(Saved entries)
============================================================
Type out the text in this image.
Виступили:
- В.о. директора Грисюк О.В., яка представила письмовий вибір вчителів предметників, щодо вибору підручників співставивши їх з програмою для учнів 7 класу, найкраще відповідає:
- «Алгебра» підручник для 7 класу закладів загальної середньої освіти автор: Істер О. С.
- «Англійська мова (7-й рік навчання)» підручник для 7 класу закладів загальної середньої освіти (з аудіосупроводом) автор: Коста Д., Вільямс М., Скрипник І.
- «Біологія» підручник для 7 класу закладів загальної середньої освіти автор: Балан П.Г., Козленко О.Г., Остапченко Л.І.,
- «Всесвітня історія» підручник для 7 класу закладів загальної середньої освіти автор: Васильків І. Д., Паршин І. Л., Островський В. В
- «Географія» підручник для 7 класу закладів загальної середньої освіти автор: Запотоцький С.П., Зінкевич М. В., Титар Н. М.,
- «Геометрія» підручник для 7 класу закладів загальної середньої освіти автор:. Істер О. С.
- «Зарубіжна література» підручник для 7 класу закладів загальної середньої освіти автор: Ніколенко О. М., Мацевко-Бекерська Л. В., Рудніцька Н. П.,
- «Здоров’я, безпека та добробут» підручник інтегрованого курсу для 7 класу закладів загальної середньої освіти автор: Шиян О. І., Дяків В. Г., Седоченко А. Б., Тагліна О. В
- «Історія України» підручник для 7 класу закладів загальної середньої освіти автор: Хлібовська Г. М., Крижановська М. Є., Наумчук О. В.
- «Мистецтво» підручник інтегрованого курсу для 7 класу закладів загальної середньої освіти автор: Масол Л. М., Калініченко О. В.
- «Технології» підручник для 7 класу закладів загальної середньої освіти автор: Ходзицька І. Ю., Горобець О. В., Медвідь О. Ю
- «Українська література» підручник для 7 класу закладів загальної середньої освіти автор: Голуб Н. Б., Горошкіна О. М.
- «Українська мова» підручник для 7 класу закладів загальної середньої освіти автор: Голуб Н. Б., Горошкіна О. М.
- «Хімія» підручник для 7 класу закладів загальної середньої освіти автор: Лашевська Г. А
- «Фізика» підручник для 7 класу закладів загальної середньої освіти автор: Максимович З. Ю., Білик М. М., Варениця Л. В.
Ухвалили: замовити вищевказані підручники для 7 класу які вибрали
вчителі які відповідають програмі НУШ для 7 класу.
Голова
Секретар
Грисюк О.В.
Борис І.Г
============================================================
Exercise requirements = Please reproduce each record precisely as written.

Written solution =
Type out the text in this image.
Виступили:
- В.о. директора Грисюк О.В., яка представила письмовий вибір вчителів предметників, щодо вибору підручників співставивши їх з програмою для учнів 7 класу, найкраще відповідає:
- «Алгебра» підручник для 7 класу закладів загальної середньої освіти автор: Істер О. С.
- «Англійська мова (7-й рік навчання)» підручник для 7 класу закладів загальної середньої освіти (з аудіосупроводом) автор: Коста Д., Вільямс М., Скрипник І.
- «Біологія» підручник для 7 класу закладів загальної середньої освіти автор: Балан П.Г., Козленко О.Г., Остапченко Л.І.,
- «Всесвітня історія» підручник для 7 класу закладів загальної середньої освіти автор: Васильків І. Д., Паршин І. Л., Островський В. В
- «Географія» підручник для 7 класу закладів загальної середньої освіти автор: Запотоцький С.П., Зінкевич М. В., Титар Н. М.,
- «Геометрія» підручник для 7 класу закладів загальної середньої освіти автор:. Істер О. С.
- «Зарубіжна література» підручник для 7 класу закладів загальної середньої освіти автор: Ніколенко О. М., Мацевко-Бекерська Л. В., Рудніцька Н. П.,
- «Здоров’я, безпека та добробут» підручник інтегрованого курсу для 7 класу закладів загальної середньої освіти автор: Шиян О. І., Дяків В. Г., Седоченко А. Б., Тагліна О. В
- «Історія України» підручник для 7 класу закладів загальної середньої освіти автор: Хлібовська Г. М., Крижановська М. Є., Наумчук О. В.
- «Мистецтво» підручник інтегрованого курсу для 7 класу закладів загальної середньої освіти автор: Масол Л. М., Калініченко О. В.
- «Технології» підручник для 7 класу закладів загальної середньої освіти автор: Ходзицька І. Ю., Горобець О. В., Медвідь О. Ю
- «Українська література» підручник для 7 класу закладів загальної середньої освіти автор: Голуб Н. Б., Горошкіна О. М.
- «Українська мова» підручник для 7 класу закладів загальної середньої освіти автор: Голуб Н. Б., Горошкіна О. М.
- «Хімія» підручник для 7 класу закладів загальної середньої освіти автор: Лашевська Г. А
- «Фізика» підручник для 7 класу закладів загальної середньої освіти автор: Максимович З. Ю., Білик М. М., Варениця Л. В.
Ухвалили: замовити вищевказані підручники для 7 класу які вибрали
вчителі які відповідають програмі НУШ для 7 класу.
Голова
Секретар
Грисюк О.В.
Борис І.Г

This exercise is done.